In the copy, keep every record exact and leave out all images.

■ ■ ■ ■

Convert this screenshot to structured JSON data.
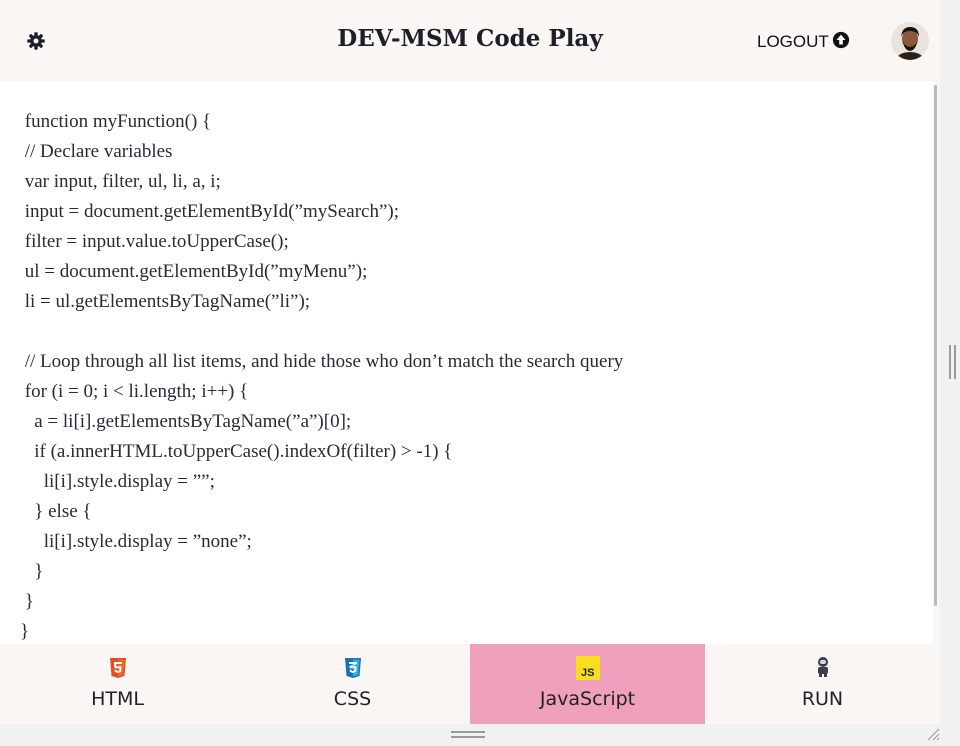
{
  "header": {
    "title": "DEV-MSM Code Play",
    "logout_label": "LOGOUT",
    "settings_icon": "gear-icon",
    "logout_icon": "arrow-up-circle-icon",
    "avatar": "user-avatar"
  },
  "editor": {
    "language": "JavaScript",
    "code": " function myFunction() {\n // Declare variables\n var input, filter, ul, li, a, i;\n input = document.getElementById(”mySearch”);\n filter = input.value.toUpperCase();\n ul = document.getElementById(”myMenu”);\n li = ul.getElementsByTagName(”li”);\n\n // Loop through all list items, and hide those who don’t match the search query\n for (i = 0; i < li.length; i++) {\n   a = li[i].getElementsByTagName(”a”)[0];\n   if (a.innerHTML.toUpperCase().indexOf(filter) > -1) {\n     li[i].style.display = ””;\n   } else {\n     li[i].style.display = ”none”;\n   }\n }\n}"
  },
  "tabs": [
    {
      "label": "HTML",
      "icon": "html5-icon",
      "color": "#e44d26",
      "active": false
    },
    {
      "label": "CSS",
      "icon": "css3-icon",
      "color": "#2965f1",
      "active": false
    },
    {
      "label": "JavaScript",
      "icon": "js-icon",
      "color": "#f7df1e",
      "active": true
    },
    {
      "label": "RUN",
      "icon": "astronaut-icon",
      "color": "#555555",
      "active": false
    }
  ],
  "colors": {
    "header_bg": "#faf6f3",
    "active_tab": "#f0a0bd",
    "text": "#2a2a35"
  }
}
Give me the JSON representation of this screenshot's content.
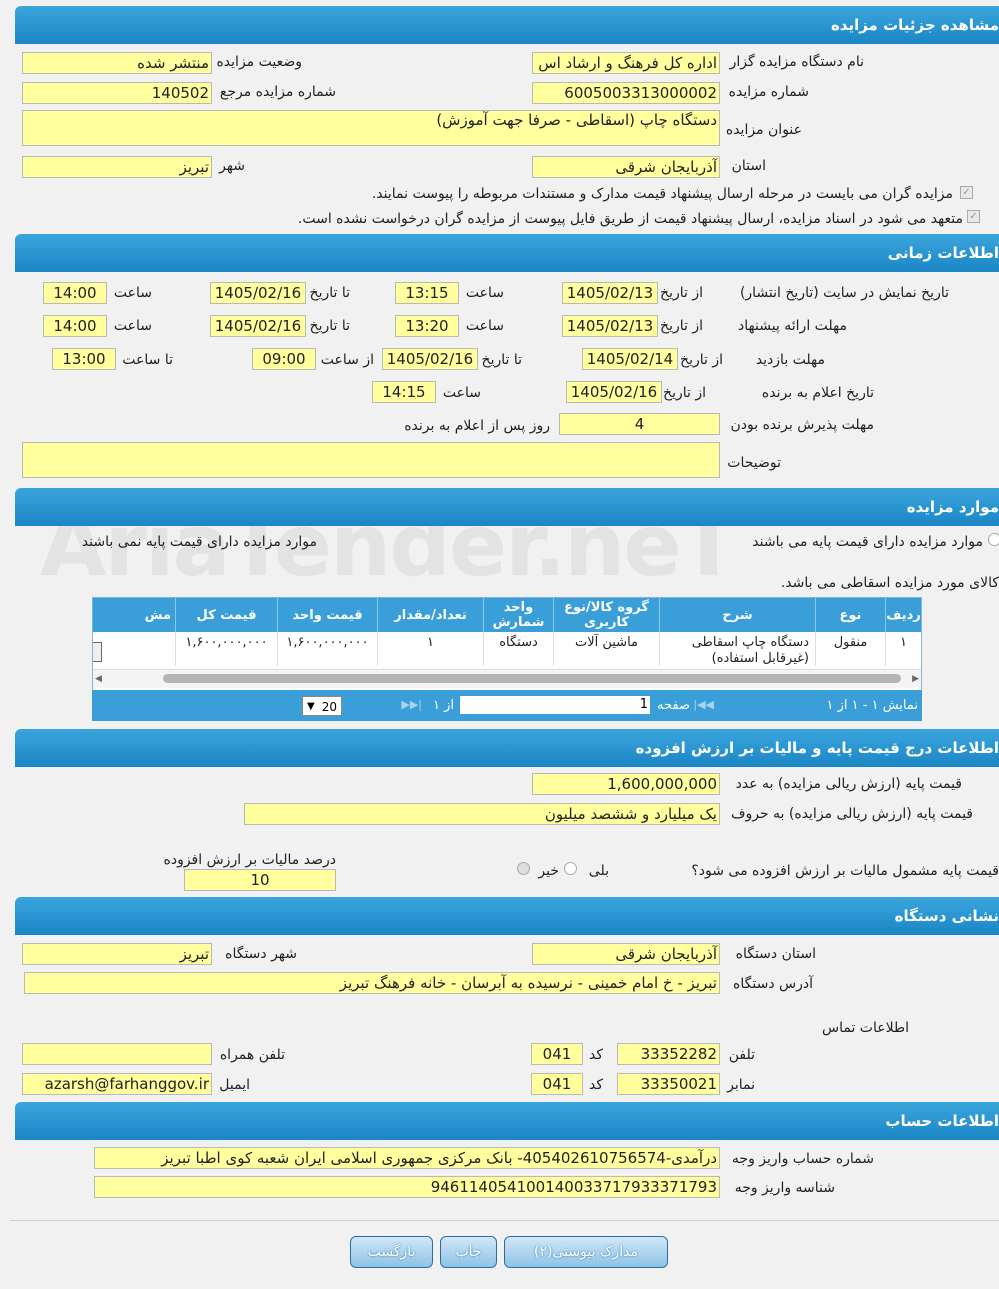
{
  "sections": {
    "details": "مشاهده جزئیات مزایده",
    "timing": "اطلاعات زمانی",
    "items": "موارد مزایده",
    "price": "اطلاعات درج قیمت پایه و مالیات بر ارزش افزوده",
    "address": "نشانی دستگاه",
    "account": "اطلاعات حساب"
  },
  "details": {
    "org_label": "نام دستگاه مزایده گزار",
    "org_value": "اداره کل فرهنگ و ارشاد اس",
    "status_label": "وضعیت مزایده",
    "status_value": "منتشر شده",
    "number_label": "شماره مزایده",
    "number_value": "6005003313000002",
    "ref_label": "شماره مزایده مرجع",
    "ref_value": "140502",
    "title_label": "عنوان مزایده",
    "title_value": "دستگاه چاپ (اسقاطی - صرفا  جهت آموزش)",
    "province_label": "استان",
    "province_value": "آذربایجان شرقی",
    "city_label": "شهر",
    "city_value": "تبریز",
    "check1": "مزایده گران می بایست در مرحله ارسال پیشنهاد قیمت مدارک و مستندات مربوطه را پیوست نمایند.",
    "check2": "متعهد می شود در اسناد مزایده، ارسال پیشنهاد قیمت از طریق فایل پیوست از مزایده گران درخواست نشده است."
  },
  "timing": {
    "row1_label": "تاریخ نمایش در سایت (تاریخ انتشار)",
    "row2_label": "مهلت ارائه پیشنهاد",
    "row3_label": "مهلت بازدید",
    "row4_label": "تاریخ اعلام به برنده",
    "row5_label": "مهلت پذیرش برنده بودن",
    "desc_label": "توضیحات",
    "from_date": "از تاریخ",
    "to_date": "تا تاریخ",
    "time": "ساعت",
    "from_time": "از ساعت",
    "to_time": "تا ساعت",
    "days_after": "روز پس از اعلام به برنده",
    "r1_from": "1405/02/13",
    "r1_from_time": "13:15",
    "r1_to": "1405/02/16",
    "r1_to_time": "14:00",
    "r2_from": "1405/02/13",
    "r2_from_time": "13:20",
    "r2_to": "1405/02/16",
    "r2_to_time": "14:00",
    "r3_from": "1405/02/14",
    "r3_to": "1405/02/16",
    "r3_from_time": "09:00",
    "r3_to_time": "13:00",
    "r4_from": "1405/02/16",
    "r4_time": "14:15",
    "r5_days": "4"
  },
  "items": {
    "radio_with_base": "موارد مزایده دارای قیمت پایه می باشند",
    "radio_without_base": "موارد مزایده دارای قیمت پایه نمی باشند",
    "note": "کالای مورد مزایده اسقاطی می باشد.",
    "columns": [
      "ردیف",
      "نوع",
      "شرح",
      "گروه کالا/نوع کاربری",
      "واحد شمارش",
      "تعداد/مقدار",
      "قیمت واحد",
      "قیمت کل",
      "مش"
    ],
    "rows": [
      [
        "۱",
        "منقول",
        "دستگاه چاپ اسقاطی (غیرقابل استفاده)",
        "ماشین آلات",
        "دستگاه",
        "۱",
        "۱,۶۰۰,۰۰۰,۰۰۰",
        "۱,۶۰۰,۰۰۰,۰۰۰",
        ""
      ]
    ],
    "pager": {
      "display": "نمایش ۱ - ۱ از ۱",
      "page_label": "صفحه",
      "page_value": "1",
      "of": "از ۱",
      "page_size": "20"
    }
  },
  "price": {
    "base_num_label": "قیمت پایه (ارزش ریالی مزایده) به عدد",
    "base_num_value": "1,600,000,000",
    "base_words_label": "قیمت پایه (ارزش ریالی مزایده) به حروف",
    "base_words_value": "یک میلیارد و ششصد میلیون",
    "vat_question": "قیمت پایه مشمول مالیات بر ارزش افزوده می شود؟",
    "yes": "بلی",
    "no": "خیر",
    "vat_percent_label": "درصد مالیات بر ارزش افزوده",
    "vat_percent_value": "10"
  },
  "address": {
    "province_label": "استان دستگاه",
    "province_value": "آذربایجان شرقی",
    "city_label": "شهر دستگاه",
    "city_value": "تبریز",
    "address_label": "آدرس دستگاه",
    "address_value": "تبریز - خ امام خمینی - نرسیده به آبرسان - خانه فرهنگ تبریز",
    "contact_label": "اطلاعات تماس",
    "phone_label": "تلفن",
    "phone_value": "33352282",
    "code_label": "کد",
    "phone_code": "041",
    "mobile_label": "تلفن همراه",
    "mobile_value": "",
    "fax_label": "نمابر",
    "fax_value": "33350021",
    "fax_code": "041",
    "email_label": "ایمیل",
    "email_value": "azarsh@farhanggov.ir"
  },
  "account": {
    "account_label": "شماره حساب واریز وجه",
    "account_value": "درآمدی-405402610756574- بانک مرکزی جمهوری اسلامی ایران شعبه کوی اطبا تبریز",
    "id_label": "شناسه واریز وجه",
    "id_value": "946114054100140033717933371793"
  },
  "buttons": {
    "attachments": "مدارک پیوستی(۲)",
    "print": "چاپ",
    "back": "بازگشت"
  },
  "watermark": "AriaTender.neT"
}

■ ■ ■ ■

=== Response to the task ===
Convert this screenshot to structured JSON data.
{
  "header": {
    "title": "DEV-MSM Code Play",
    "logout_label": "LOGOUT",
    "settings_icon": "gear-icon",
    "logout_icon": "arrow-up-circle-icon",
    "avatar": "user-avatar"
  },
  "editor": {
    "language": "JavaScript",
    "code": " function myFunction() {\n // Declare variables\n var input, filter, ul, li, a, i;\n input = document.getElementById(”mySearch”);\n filter = input.value.toUpperCase();\n ul = document.getElementById(”myMenu”);\n li = ul.getElementsByTagName(”li”);\n\n // Loop through all list items, and hide those who don’t match the search query\n for (i = 0; i < li.length; i++) {\n   a = li[i].getElementsByTagName(”a”)[0];\n   if (a.innerHTML.toUpperCase().indexOf(filter) > -1) {\n     li[i].style.display = ””;\n   } else {\n     li[i].style.display = ”none”;\n   }\n }\n}"
  },
  "tabs": [
    {
      "label": "HTML",
      "icon": "html5-icon",
      "color": "#e44d26",
      "active": false
    },
    {
      "label": "CSS",
      "icon": "css3-icon",
      "color": "#2965f1",
      "active": false
    },
    {
      "label": "JavaScript",
      "icon": "js-icon",
      "color": "#f7df1e",
      "active": true
    },
    {
      "label": "RUN",
      "icon": "astronaut-icon",
      "color": "#555555",
      "active": false
    }
  ],
  "colors": {
    "header_bg": "#faf6f3",
    "active_tab": "#f0a0bd",
    "text": "#2a2a35"
  }
}
Give me the JSON representation of this screenshot's content.
{
  "sections": {
    "details": "مشاهده جزئیات مزایده",
    "timing": "اطلاعات زمانی",
    "items": "موارد مزایده",
    "price": "اطلاعات درج قیمت پایه و مالیات بر ارزش افزوده",
    "address": "نشانی دستگاه",
    "account": "اطلاعات حساب"
  },
  "details": {
    "org_label": "نام دستگاه مزایده گزار",
    "org_value": "اداره کل فرهنگ و ارشاد اس",
    "status_label": "وضعیت مزایده",
    "status_value": "منتشر شده",
    "number_label": "شماره مزایده",
    "number_value": "6005003313000002",
    "ref_label": "شماره مزایده مرجع",
    "ref_value": "140502",
    "title_label": "عنوان مزایده",
    "title_value": "دستگاه چاپ (اسقاطی - صرفا  جهت آموزش)",
    "province_label": "استان",
    "province_value": "آذربایجان شرقی",
    "city_label": "شهر",
    "city_value": "تبریز",
    "check1": "مزایده گران می بایست در مرحله ارسال پیشنهاد قیمت مدارک و مستندات مربوطه را پیوست نمایند.",
    "check2": "متعهد می شود در اسناد مزایده، ارسال پیشنهاد قیمت از طریق فایل پیوست از مزایده گران درخواست نشده است."
  },
  "timing": {
    "row1_label": "تاریخ نمایش در سایت (تاریخ انتشار)",
    "row2_label": "مهلت ارائه پیشنهاد",
    "row3_label": "مهلت بازدید",
    "row4_label": "تاریخ اعلام به برنده",
    "row5_label": "مهلت پذیرش برنده بودن",
    "desc_label": "توضیحات",
    "from_date": "از تاریخ",
    "to_date": "تا تاریخ",
    "time": "ساعت",
    "from_time": "از ساعت",
    "to_time": "تا ساعت",
    "days_after": "روز پس از اعلام به برنده",
    "r1_from": "1405/02/13",
    "r1_from_time": "13:15",
    "r1_to": "1405/02/16",
    "r1_to_time": "14:00",
    "r2_from": "1405/02/13",
    "r2_from_time": "13:20",
    "r2_to": "1405/02/16",
    "r2_to_time": "14:00",
    "r3_from": "1405/02/14",
    "r3_to": "1405/02/16",
    "r3_from_time": "09:00",
    "r3_to_time": "13:00",
    "r4_from": "1405/02/16",
    "r4_time": "14:15",
    "r5_days": "4"
  },
  "items": {
    "radio_with_base": "موارد مزایده دارای قیمت پایه می باشند",
    "radio_without_base": "موارد مزایده دارای قیمت پایه نمی باشند",
    "note": "کالای مورد مزایده اسقاطی می باشد.",
    "columns": [
      "ردیف",
      "نوع",
      "شرح",
      "گروه کالا/نوع کاربری",
      "واحد شمارش",
      "تعداد/مقدار",
      "قیمت واحد",
      "قیمت کل",
      "مش"
    ],
    "rows": [
      [
        "۱",
        "منقول",
        "دستگاه چاپ اسقاطی (غیرقابل استفاده)",
        "ماشین آلات",
        "دستگاه",
        "۱",
        "۱,۶۰۰,۰۰۰,۰۰۰",
        "۱,۶۰۰,۰۰۰,۰۰۰",
        ""
      ]
    ],
    "pager": {
      "display": "نمایش ۱ - ۱ از ۱",
      "page_label": "صفحه",
      "page_value": "1",
      "of": "از ۱",
      "page_size": "20"
    }
  },
  "price": {
    "base_num_label": "قیمت پایه (ارزش ریالی مزایده) به عدد",
    "base_num_value": "1,600,000,000",
    "base_words_label": "قیمت پایه (ارزش ریالی مزایده) به حروف",
    "base_words_value": "یک میلیارد و ششصد میلیون",
    "vat_question": "قیمت پایه مشمول مالیات بر ارزش افزوده می شود؟",
    "yes": "بلی",
    "no": "خیر",
    "vat_percent_label": "درصد مالیات بر ارزش افزوده",
    "vat_percent_value": "10"
  },
  "address": {
    "province_label": "استان دستگاه",
    "province_value": "آذربایجان شرقی",
    "city_label": "شهر دستگاه",
    "city_value": "تبریز",
    "address_label": "آدرس دستگاه",
    "address_value": "تبریز - خ امام خمینی - نرسیده به آبرسان - خانه فرهنگ تبریز",
    "contact_label": "اطلاعات تماس",
    "phone_label": "تلفن",
    "phone_value": "33352282",
    "code_label": "کد",
    "phone_code": "041",
    "mobile_label": "تلفن همراه",
    "mobile_value": "",
    "fax_label": "نمابر",
    "fax_value": "33350021",
    "fax_code": "041",
    "email_label": "ایمیل",
    "email_value": "azarsh@farhanggov.ir"
  },
  "account": {
    "account_label": "شماره حساب واریز وجه",
    "account_value": "درآمدی-405402610756574- بانک مرکزی جمهوری اسلامی ایران شعبه کوی اطبا تبریز",
    "id_label": "شناسه واریز وجه",
    "id_value": "946114054100140033717933371793"
  },
  "buttons": {
    "attachments": "مدارک پیوستی(۲)",
    "print": "چاپ",
    "back": "بازگشت"
  },
  "watermark": "AriaTender.neT"
}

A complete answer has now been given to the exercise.